## START Supplied records

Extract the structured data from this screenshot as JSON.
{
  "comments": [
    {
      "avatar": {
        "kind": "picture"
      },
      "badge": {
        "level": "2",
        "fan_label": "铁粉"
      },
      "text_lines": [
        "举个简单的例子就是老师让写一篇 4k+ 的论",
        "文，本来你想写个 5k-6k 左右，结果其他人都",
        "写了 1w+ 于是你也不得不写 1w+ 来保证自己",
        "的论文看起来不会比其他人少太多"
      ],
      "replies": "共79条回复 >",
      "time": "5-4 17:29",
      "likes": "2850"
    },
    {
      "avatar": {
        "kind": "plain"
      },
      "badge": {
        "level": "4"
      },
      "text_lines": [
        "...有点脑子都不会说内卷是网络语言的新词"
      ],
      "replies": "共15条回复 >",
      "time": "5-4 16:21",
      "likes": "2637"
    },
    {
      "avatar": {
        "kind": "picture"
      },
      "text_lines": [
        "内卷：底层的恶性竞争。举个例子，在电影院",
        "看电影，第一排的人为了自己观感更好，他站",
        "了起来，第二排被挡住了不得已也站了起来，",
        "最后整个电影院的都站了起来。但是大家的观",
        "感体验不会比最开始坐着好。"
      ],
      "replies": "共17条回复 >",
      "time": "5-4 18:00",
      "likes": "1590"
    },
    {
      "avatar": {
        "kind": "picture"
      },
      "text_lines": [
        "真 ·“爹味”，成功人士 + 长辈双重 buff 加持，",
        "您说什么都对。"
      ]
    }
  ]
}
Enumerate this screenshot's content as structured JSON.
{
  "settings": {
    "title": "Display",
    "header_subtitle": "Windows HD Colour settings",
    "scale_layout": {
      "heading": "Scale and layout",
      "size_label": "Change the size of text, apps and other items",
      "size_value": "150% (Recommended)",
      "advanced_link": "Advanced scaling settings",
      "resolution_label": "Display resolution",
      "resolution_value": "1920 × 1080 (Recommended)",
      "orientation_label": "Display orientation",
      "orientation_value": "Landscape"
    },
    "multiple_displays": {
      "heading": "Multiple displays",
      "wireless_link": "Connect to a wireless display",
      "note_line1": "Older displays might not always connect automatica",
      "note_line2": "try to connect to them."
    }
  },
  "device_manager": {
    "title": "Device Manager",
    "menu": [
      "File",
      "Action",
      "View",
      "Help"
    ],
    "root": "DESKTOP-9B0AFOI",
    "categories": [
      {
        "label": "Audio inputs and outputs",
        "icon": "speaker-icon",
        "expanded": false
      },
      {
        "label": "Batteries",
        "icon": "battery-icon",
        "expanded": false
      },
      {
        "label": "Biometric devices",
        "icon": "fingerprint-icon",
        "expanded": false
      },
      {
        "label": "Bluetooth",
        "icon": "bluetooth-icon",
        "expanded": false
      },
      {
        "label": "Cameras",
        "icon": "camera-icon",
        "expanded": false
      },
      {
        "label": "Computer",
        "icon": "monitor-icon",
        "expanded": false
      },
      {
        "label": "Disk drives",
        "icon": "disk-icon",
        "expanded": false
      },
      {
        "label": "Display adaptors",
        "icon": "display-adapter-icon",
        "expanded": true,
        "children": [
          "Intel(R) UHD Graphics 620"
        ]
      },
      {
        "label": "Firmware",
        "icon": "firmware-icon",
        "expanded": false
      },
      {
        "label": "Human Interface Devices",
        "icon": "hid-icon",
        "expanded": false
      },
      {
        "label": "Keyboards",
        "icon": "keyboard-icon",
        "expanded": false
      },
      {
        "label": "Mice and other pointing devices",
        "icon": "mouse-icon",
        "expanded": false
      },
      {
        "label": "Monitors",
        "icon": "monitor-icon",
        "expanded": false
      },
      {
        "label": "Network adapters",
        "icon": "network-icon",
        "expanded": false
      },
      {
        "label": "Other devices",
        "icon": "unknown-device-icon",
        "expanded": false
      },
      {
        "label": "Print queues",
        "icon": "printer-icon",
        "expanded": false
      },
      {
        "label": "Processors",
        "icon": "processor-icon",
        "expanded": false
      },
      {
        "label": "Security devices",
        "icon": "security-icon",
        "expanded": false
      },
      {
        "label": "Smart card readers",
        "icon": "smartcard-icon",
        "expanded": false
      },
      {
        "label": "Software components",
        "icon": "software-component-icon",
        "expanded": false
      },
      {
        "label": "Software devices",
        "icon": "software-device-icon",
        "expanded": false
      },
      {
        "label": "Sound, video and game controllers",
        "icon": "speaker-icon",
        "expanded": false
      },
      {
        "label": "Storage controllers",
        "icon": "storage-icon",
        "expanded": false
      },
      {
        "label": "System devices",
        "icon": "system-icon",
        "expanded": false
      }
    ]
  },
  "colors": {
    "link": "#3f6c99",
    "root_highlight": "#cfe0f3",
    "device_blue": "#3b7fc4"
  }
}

## END Supplied records

# Exercise goal:
Pick out every line above that holds the word "screenshot" and copy it.

# Answer to the problem:
Extract the structured data from this screenshot as JSON.
Enumerate this screenshot's content as structured JSON.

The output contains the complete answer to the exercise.